Start
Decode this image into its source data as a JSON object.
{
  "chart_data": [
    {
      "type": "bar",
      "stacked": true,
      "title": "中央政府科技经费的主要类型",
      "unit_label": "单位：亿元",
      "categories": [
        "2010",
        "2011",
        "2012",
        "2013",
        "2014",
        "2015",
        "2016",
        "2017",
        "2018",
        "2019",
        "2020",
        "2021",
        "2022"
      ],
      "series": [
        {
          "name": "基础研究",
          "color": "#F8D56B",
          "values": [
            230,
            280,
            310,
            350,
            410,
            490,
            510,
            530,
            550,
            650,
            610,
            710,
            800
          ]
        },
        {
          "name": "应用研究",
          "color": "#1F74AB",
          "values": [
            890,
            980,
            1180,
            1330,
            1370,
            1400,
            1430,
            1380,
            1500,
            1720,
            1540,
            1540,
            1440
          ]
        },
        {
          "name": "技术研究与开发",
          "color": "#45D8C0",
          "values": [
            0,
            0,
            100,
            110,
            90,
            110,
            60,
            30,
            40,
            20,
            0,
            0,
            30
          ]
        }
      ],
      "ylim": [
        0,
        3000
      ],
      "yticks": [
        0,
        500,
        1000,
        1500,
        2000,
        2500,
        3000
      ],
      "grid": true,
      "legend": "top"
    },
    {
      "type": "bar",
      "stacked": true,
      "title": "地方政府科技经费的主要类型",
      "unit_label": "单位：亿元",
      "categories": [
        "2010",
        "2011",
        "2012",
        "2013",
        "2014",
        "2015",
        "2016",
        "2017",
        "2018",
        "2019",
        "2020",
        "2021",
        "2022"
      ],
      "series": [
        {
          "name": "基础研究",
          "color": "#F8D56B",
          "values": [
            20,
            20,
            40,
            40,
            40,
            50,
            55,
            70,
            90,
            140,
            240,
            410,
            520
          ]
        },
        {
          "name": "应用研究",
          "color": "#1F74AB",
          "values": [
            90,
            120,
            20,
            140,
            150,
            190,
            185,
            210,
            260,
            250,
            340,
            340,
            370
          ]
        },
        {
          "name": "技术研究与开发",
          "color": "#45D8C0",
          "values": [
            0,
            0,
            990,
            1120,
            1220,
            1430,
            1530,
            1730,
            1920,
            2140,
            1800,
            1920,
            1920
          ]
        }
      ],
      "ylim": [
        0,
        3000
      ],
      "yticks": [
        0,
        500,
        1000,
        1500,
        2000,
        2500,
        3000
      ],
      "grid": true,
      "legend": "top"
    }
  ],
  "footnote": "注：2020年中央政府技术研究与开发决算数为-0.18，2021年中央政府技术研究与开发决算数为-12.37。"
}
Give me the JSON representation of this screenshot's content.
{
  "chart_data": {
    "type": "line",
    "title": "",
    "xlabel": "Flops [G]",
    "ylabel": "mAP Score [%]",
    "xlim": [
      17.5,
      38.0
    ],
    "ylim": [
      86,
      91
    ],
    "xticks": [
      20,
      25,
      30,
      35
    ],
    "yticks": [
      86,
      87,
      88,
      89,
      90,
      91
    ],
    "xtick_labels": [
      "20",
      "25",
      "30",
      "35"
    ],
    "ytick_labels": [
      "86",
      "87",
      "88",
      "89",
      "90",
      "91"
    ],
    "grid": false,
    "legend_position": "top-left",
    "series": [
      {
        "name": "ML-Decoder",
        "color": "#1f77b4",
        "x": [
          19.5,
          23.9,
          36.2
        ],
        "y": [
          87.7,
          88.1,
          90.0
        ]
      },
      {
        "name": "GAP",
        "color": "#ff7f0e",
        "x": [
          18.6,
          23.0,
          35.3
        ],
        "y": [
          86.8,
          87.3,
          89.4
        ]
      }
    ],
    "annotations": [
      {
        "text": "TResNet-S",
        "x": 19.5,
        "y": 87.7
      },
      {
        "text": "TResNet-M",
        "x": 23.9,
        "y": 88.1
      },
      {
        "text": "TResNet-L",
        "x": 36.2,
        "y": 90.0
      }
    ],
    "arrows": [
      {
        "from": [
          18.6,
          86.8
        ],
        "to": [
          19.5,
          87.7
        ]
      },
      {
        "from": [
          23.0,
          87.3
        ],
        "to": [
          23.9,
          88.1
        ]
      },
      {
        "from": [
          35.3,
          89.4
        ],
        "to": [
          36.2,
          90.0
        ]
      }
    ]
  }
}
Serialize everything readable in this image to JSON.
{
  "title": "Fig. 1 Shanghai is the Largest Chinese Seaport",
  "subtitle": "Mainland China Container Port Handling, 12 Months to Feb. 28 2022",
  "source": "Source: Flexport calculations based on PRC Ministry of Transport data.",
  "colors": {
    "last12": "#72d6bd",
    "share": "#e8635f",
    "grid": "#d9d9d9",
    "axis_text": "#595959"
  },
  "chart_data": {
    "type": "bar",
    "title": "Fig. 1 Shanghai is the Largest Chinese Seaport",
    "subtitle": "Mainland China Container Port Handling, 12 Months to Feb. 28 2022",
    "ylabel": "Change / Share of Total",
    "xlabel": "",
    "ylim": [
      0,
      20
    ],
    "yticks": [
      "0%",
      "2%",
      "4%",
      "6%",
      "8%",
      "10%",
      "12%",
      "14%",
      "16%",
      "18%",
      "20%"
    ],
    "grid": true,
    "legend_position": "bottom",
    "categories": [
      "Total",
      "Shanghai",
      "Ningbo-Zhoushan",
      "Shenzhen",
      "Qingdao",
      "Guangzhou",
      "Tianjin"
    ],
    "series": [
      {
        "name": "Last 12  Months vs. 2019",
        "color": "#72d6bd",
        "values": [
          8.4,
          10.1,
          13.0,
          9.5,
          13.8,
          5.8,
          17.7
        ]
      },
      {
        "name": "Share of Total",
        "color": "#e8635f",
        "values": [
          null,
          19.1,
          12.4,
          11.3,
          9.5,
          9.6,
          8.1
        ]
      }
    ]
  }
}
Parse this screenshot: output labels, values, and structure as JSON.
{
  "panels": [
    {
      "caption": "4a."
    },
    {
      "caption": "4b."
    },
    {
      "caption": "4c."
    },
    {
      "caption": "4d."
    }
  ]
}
End
TO BE DONE
List all lines from the entries that include the word "screenshot".

SOLVED EXERCISE
Give me the JSON representation of this screenshot's content.
Parse this screenshot: output labels, values, and structure as JSON.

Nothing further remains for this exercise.